— BEGIN Data in this exercise —

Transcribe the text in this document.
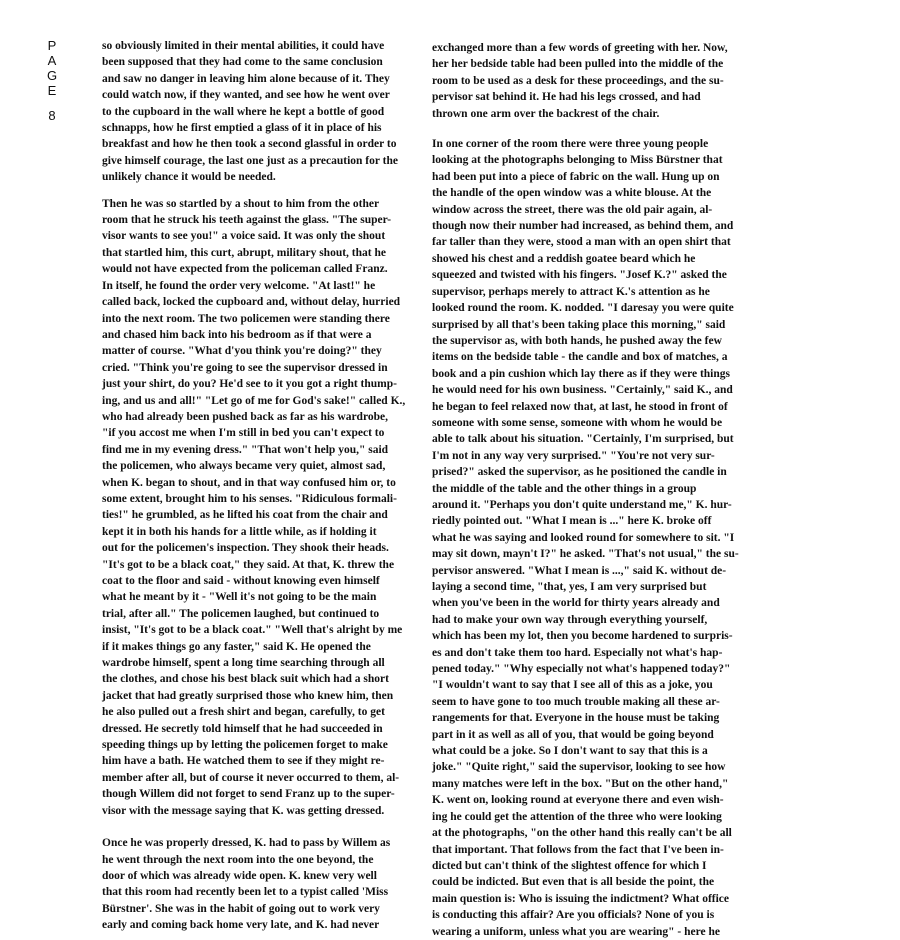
P
A
G
E
8

so obviously limited in their mental abilities, it could have
been supposed that they had come to the same conclusion
and saw no danger in leaving him alone because of it. They
could watch now, if they wanted, and see how he went over
to the cupboard in the wall where he kept a bottle of good
schnapps, how he first emptied a glass of it in place of his
breakfast and how he then took a second glassful in order to
give himself courage, the last one just as a precaution for the
unlikely chance it would be needed.

Then he was so startled by a shout to him from the other
room that he struck his teeth against the glass. "The super-
visor wants to see you!" a voice said. It was only the shout
that startled him, this curt, abrupt, military shout, that he
would not have expected from the policeman called Franz.
In itself, he found the order very welcome. "At last!" he
called back, locked the cupboard and, without delay, hurried
into the next room. The two policemen were standing there
and chased him back into his bedroom as if that were a
matter of course. "What d'you think you're doing?" they
cried. "Think you're going to see the supervisor dressed in
just your shirt, do you? He'd see to it you got a right thump-
ing, and us and all!" "Let go of me for God's sake!" called K.,
who had already been pushed back as far as his wardrobe,
"if you accost me when I'm still in bed you can't expect to
find me in my evening dress." "That won't help you," said
the policemen, who always became very quiet, almost sad,
when K. began to shout, and in that way confused him or, to
some extent, brought him to his senses. "Ridiculous formali-
ties!" he grumbled, as he lifted his coat from the chair and
kept it in both his hands for a little while, as if holding it
out for the policemen's inspection. They shook their heads.
"It's got to be a black coat," they said. At that, K. threw the
coat to the floor and said - without knowing even himself
what he meant by it - "Well it's not going to be the main
trial, after all." The policemen laughed, but continued to
insist, "It's got to be a black coat." "Well that's alright by me
if it makes things go any faster," said K. He opened the
wardrobe himself, spent a long time searching through all
the clothes, and chose his best black suit which had a short
jacket that had greatly surprised those who knew him, then
he also pulled out a fresh shirt and began, carefully, to get
dressed. He secretly told himself that he had succeeded in
speeding things up by letting the policemen forget to make
him have a bath. He watched them to see if they might re-
member after all, but of course it never occurred to them, al-
though Willem did not forget to send Franz up to the super-
visor with the message saying that K. was getting dressed.

Once he was properly dressed, K. had to pass by Willem as
he went through the next room into the one beyond, the
door of which was already wide open. K. knew very well
that this room had recently been let to a typist called 'Miss
Bürstner'. She was in the habit of going out to work very
early and coming back home very late, and K. had never

exchanged more than a few words of greeting with her. Now,
her her bedside table had been pulled into the middle of the
room to be used as a desk for these proceedings, and the su-
pervisor sat behind it. He had his legs crossed, and had
thrown one arm over the backrest of the chair.

In one corner of the room there were three young people
looking at the photographs belonging to Miss Bürstner that
had been put into a piece of fabric on the wall. Hung up on
the handle of the open window was a white blouse. At the
window across the street, there was the old pair again, al-
though now their number had increased, as behind them, and
far taller than they were, stood a man with an open shirt that
showed his chest and a reddish goatee beard which he
squeezed and twisted with his fingers. "Josef K.?" asked the
supervisor, perhaps merely to attract K.'s attention as he
looked round the room. K. nodded. "I daresay you were quite
surprised by all that's been taking place this morning," said
the supervisor as, with both hands, he pushed away the few
items on the bedside table - the candle and box of matches, a
book and a pin cushion which lay there as if they were things
he would need for his own business. "Certainly," said K., and
he began to feel relaxed now that, at last, he stood in front of
someone with some sense, someone with whom he would be
able to talk about his situation. "Certainly, I'm surprised, but
I'm not in any way very surprised." "You're not very sur-
prised?" asked the supervisor, as he positioned the candle in
the middle of the table and the other things in a group
around it. "Perhaps you don't quite understand me," K. hur-
riedly pointed out. "What I mean is ..." here K. broke off
what he was saying and looked round for somewhere to sit. "I
may sit down, mayn't I?" he asked. "That's not usual," the su-
pervisor answered. "What I mean is ...," said K. without de-
laying a second time, "that, yes, I am very surprised but
when you've been in the world for thirty years already and
had to make your own way through everything yourself,
which has been my lot, then you become hardened to surpris-
es and don't take them too hard. Especially not what's hap-
pened today." "Why especially not what's happened today?"
"I wouldn't want to say that I see all of this as a joke, you
seem to have gone to too much trouble making all these ar-
rangements for that. Everyone in the house must be taking
part in it as well as all of you, that would be going beyond
what could be a joke. So I don't want to say that this is a
joke." "Quite right," said the supervisor, looking to see how
many matches were left in the box. "But on the other hand,"
K. went on, looking round at everyone there and even wish-
ing he could get the attention of the three who were looking
at the photographs, "on the other hand this really can't be all
that important. That follows from the fact that I've been in-
dicted but can't think of the slightest offence for which I
could be indicted. But even that is all beside the point, the
main question is: Who is issuing the indictment? What office
is conducting this affair? Are you officials? None of you is
wearing a uniform, unless what you are wearing" - here he
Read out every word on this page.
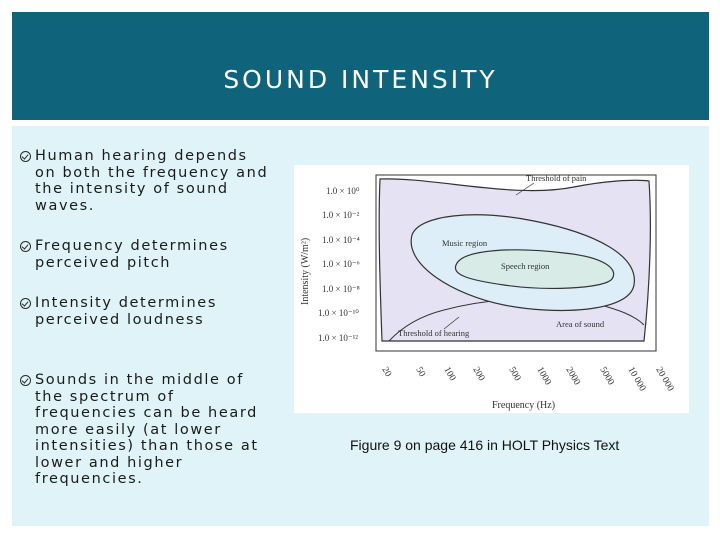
SOUND INTENSITY
Human hearing depends on both the frequency and the intensity of sound waves.
Frequency determines perceived pitch
Intensity determines perceived loudness
Sounds in the middle of the spectrum of frequencies can be heard more easily (at lower intensities) than those at lower and higher frequencies.
Threshold of pain
Music region
Speech region
Threshold of hearing
Area of sound
1.0 × 10⁰
1.0 × 10⁻²
1.0 × 10⁻⁴
1.0 × 10⁻⁶
1.0 × 10⁻⁸
1.0 × 10⁻¹⁰
1.0 × 10⁻¹²
Intensity (W/m²)
20 50 100 200 500 1000 2000 5000 10 000 20 000
Frequency (Hz)
Figure 9 on page 416 in HOLT Physics Text
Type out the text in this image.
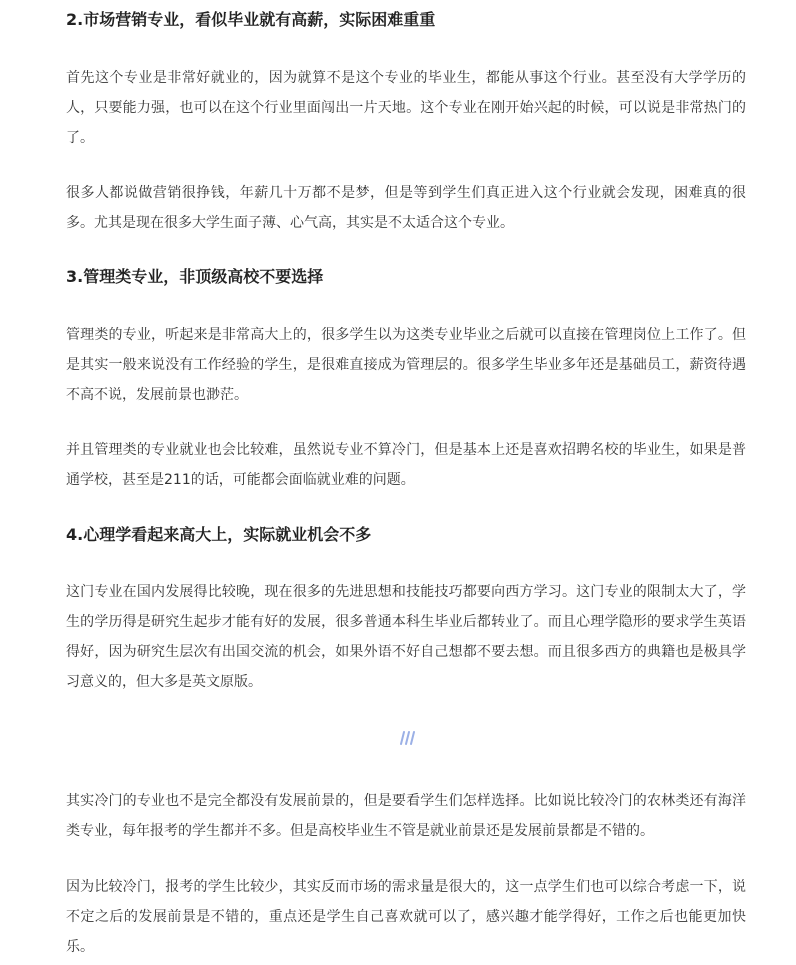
2.市场营销专业，看似毕业就有高薪，实际困难重重

首先这个专业是非常好就业的，因为就算不是这个专业的毕业生，都能从事这个行业。甚至没有大学学历的人，只要能力强，也可以在这个行业里面闯出一片天地。这个专业在刚开始兴起的时候，可以说是非常热门的了。

很多人都说做营销很挣钱，年薪几十万都不是梦，但是等到学生们真正进入这个行业就会发现，困难真的很多。尤其是现在很多大学生面子薄、心气高，其实是不太适合这个专业。

3.管理类专业，非顶级高校不要选择

管理类的专业，听起来是非常高大上的，很多学生以为这类专业毕业之后就可以直接在管理岗位上工作了。但是其实一般来说没有工作经验的学生，是很难直接成为管理层的。很多学生毕业多年还是基础员工，薪资待遇不高不说，发展前景也渺茫。

并且管理类的专业就业也会比较难，虽然说专业不算冷门，但是基本上还是喜欢招聘名校的毕业生，如果是普通学校，甚至是211的话，可能都会面临就业难的问题。

4.心理学看起来高大上，实际就业机会不多

这门专业在国内发展得比较晚，现在很多的先进思想和技能技巧都要向西方学习。这门专业的限制太大了，学生的学历得是研究生起步才能有好的发展，很多普通本科生毕业后都转业了。而且心理学隐形的要求学生英语得好，因为研究生层次有出国交流的机会，如果外语不好自己想都不要去想。而且很多西方的典籍也是极具学习意义的，但大多是英文原版。

其实冷门的专业也不是完全都没有发展前景的，但是要看学生们怎样选择。比如说比较冷门的农林类还有海洋类专业，每年报考的学生都并不多。但是高校毕业生不管是就业前景还是发展前景都是不错的。

因为比较冷门，报考的学生比较少，其实反而市场的需求量是很大的，这一点学生们也可以综合考虑一下，说不定之后的发展前景是不错的，重点还是学生自己喜欢就可以了，感兴趣才能学得好，工作之后也能更加快乐。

— END Data in this exercise —

## Short problem
All the lines above are to be given again exactly as they read, with the pictures removed.

## Answer to the exercise
Transcribe the text in this document.
P
A
G
E
8

so obviously limited in their mental abilities, it could have
been supposed that they had come to the same conclusion
and saw no danger in leaving him alone because of it. They
could watch now, if they wanted, and see how he went over
to the cupboard in the wall where he kept a bottle of good
schnapps, how he first emptied a glass of it in place of his
breakfast and how he then took a second glassful in order to
give himself courage, the last one just as a precaution for the
unlikely chance it would be needed.

Then he was so startled by a shout to him from the other
room that he struck his teeth against the glass. "The super-
visor wants to see you!" a voice said. It was only the shout
that startled him, this curt, abrupt, military shout, that he
would not have expected from the policeman called Franz.
In itself, he found the order very welcome. "At last!" he
called back, locked the cupboard and, without delay, hurried
into the next room. The two policemen were standing there
and chased him back into his bedroom as if that were a
matter of course. "What d'you think you're doing?" they
cried. "Think you're going to see the supervisor dressed in
just your shirt, do you? He'd see to it you got a right thump-
ing, and us and all!" "Let go of me for God's sake!" called K.,
who had already been pushed back as far as his wardrobe,
"if you accost me when I'm still in bed you can't expect to
find me in my evening dress." "That won't help you," said
the policemen, who always became very quiet, almost sad,
when K. began to shout, and in that way confused him or, to
some extent, brought him to his senses. "Ridiculous formali-
ties!" he grumbled, as he lifted his coat from the chair and
kept it in both his hands for a little while, as if holding it
out for the policemen's inspection. They shook their heads.
"It's got to be a black coat," they said. At that, K. threw the
coat to the floor and said - without knowing even himself
what he meant by it - "Well it's not going to be the main
trial, after all." The policemen laughed, but continued to
insist, "It's got to be a black coat." "Well that's alright by me
if it makes things go any faster," said K. He opened the
wardrobe himself, spent a long time searching through all
the clothes, and chose his best black suit which had a short
jacket that had greatly surprised those who knew him, then
he also pulled out a fresh shirt and began, carefully, to get
dressed. He secretly told himself that he had succeeded in
speeding things up by letting the policemen forget to make
him have a bath. He watched them to see if they might re-
member after all, but of course it never occurred to them, al-
though Willem did not forget to send Franz up to the super-
visor with the message saying that K. was getting dressed.

Once he was properly dressed, K. had to pass by Willem as
he went through the next room into the one beyond, the
door of which was already wide open. K. knew very well
that this room had recently been let to a typist called 'Miss
Bürstner'. She was in the habit of going out to work very
early and coming back home very late, and K. had never

exchanged more than a few words of greeting with her. Now,
her her bedside table had been pulled into the middle of the
room to be used as a desk for these proceedings, and the su-
pervisor sat behind it. He had his legs crossed, and had
thrown one arm over the backrest of the chair.

In one corner of the room there were three young people
looking at the photographs belonging to Miss Bürstner that
had been put into a piece of fabric on the wall. Hung up on
the handle of the open window was a white blouse. At the
window across the street, there was the old pair again, al-
though now their number had increased, as behind them, and
far taller than they were, stood a man with an open shirt that
showed his chest and a reddish goatee beard which he
squeezed and twisted with his fingers. "Josef K.?" asked the
supervisor, perhaps merely to attract K.'s attention as he
looked round the room. K. nodded. "I daresay you were quite
surprised by all that's been taking place this morning," said
the supervisor as, with both hands, he pushed away the few
items on the bedside table - the candle and box of matches, a
book and a pin cushion which lay there as if they were things
he would need for his own business. "Certainly," said K., and
he began to feel relaxed now that, at last, he stood in front of
someone with some sense, someone with whom he would be
able to talk about his situation. "Certainly, I'm surprised, but
I'm not in any way very surprised." "You're not very sur-
prised?" asked the supervisor, as he positioned the candle in
the middle of the table and the other things in a group
around it. "Perhaps you don't quite understand me," K. hur-
riedly pointed out. "What I mean is ..." here K. broke off
what he was saying and looked round for somewhere to sit. "I
may sit down, mayn't I?" he asked. "That's not usual," the su-
pervisor answered. "What I mean is ...," said K. without de-
laying a second time, "that, yes, I am very surprised but
when you've been in the world for thirty years already and
had to make your own way through everything yourself,
which has been my lot, then you become hardened to surpris-
es and don't take them too hard. Especially not what's hap-
pened today." "Why especially not what's happened today?"
"I wouldn't want to say that I see all of this as a joke, you
seem to have gone to too much trouble making all these ar-
rangements for that. Everyone in the house must be taking
part in it as well as all of you, that would be going beyond
what could be a joke. So I don't want to say that this is a
joke." "Quite right," said the supervisor, looking to see how
many matches were left in the box. "But on the other hand,"
K. went on, looking round at everyone there and even wish-
ing he could get the attention of the three who were looking
at the photographs, "on the other hand this really can't be all
that important. That follows from the fact that I've been in-
dicted but can't think of the slightest offence for which I
could be indicted. But even that is all beside the point, the
main question is: Who is issuing the indictment? What office
is conducting this affair? Are you officials? None of you is
wearing a uniform, unless what you are wearing" - here he
Read out every word on this page.
SOUND INTENSITY
Human hearing depends on both the frequency and the intensity of sound waves.
Frequency determines perceived pitch
Intensity determines perceived loudness
Sounds in the middle of the spectrum of frequencies can be heard more easily (at lower intensities) than those at lower and higher frequencies.
Threshold of pain
Music region
Speech region
Threshold of hearing
Area of sound
1.0 × 10⁰
1.0 × 10⁻²
1.0 × 10⁻⁴
1.0 × 10⁻⁶
1.0 × 10⁻⁸
1.0 × 10⁻¹⁰
1.0 × 10⁻¹²
Intensity (W/m²)
20 50 100 200 500 1000 2000 5000 10 000 20 000
Frequency (Hz)
Figure 9 on page 416 in HOLT Physics Text
Type out the text in this image.
2.市场营销专业，看似毕业就有高薪，实际困难重重

首先这个专业是非常好就业的，因为就算不是这个专业的毕业生，都能从事这个行业。甚至没有大学学历的人，只要能力强，也可以在这个行业里面闯出一片天地。这个专业在刚开始兴起的时候，可以说是非常热门的了。

很多人都说做营销很挣钱，年薪几十万都不是梦，但是等到学生们真正进入这个行业就会发现，困难真的很多。尤其是现在很多大学生面子薄、心气高，其实是不太适合这个专业。

3.管理类专业，非顶级高校不要选择

管理类的专业，听起来是非常高大上的，很多学生以为这类专业毕业之后就可以直接在管理岗位上工作了。但是其实一般来说没有工作经验的学生，是很难直接成为管理层的。很多学生毕业多年还是基础员工，薪资待遇不高不说，发展前景也渺茫。

并且管理类的专业就业也会比较难，虽然说专业不算冷门，但是基本上还是喜欢招聘名校的毕业生，如果是普通学校，甚至是211的话，可能都会面临就业难的问题。

4.心理学看起来高大上，实际就业机会不多

这门专业在国内发展得比较晚，现在很多的先进思想和技能技巧都要向西方学习。这门专业的限制太大了，学生的学历得是研究生起步才能有好的发展，很多普通本科生毕业后都转业了。而且心理学隐形的要求学生英语得好，因为研究生层次有出国交流的机会，如果外语不好自己想都不要去想。而且很多西方的典籍也是极具学习意义的，但大多是英文原版。

其实冷门的专业也不是完全都没有发展前景的，但是要看学生们怎样选择。比如说比较冷门的农林类还有海洋类专业，每年报考的学生都并不多。但是高校毕业生不管是就业前景还是发展前景都是不错的。

因为比较冷门，报考的学生比较少，其实反而市场的需求量是很大的，这一点学生们也可以综合考虑一下，说不定之后的发展前景是不错的，重点还是学生自己喜欢就可以了，感兴趣才能学得好，工作之后也能更加快乐。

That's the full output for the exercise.